▶ Dataset records on visual material

• • • • •

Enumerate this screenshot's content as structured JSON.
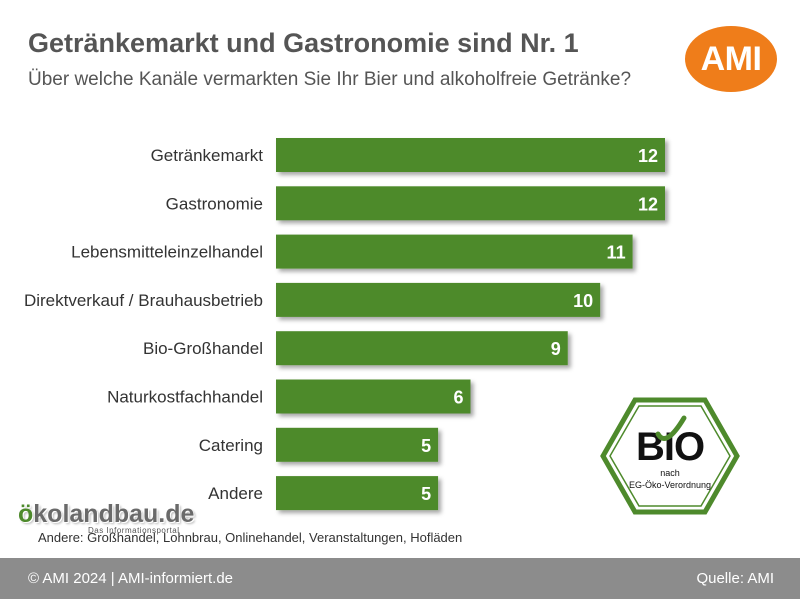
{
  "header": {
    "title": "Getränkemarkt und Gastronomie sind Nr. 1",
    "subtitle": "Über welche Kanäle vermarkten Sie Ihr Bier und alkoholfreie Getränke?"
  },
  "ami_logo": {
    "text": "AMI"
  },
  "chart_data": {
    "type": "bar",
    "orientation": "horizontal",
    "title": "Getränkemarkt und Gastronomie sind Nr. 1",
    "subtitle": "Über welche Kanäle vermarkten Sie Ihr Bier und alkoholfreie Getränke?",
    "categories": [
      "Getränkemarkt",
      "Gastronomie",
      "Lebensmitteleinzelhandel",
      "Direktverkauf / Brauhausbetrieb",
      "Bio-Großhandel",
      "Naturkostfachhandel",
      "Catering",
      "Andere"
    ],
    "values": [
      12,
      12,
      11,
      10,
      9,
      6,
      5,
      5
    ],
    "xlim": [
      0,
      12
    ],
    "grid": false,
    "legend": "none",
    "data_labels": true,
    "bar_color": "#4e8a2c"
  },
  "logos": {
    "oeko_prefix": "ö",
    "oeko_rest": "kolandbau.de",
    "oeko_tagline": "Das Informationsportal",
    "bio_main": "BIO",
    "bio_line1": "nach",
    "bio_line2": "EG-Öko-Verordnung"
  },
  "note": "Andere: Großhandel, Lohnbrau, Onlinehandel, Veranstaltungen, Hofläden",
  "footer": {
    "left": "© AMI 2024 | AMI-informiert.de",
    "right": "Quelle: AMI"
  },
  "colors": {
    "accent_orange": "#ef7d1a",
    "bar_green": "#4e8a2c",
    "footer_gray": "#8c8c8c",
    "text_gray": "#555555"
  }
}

• • • • •

▶ Requirement
From the material above, reproduce everything verbatim except the pictures.

▶ Task answer
Enumerate this screenshot's content as structured JSON.
{
  "header": {
    "title": "Getränkemarkt und Gastronomie sind Nr. 1",
    "subtitle": "Über welche Kanäle vermarkten Sie Ihr Bier und alkoholfreie Getränke?"
  },
  "ami_logo": {
    "text": "AMI"
  },
  "chart_data": {
    "type": "bar",
    "orientation": "horizontal",
    "title": "Getränkemarkt und Gastronomie sind Nr. 1",
    "subtitle": "Über welche Kanäle vermarkten Sie Ihr Bier und alkoholfreie Getränke?",
    "categories": [
      "Getränkemarkt",
      "Gastronomie",
      "Lebensmitteleinzelhandel",
      "Direktverkauf / Brauhausbetrieb",
      "Bio-Großhandel",
      "Naturkostfachhandel",
      "Catering",
      "Andere"
    ],
    "values": [
      12,
      12,
      11,
      10,
      9,
      6,
      5,
      5
    ],
    "xlim": [
      0,
      12
    ],
    "grid": false,
    "legend": "none",
    "data_labels": true,
    "bar_color": "#4e8a2c"
  },
  "logos": {
    "oeko_prefix": "ö",
    "oeko_rest": "kolandbau.de",
    "oeko_tagline": "Das Informationsportal",
    "bio_main": "BIO",
    "bio_line1": "nach",
    "bio_line2": "EG-Öko-Verordnung"
  },
  "note": "Andere: Großhandel, Lohnbrau, Onlinehandel, Veranstaltungen, Hofläden",
  "footer": {
    "left": "© AMI 2024 | AMI-informiert.de",
    "right": "Quelle: AMI"
  },
  "colors": {
    "accent_orange": "#ef7d1a",
    "bar_green": "#4e8a2c",
    "footer_gray": "#8c8c8c",
    "text_gray": "#555555"
  }
}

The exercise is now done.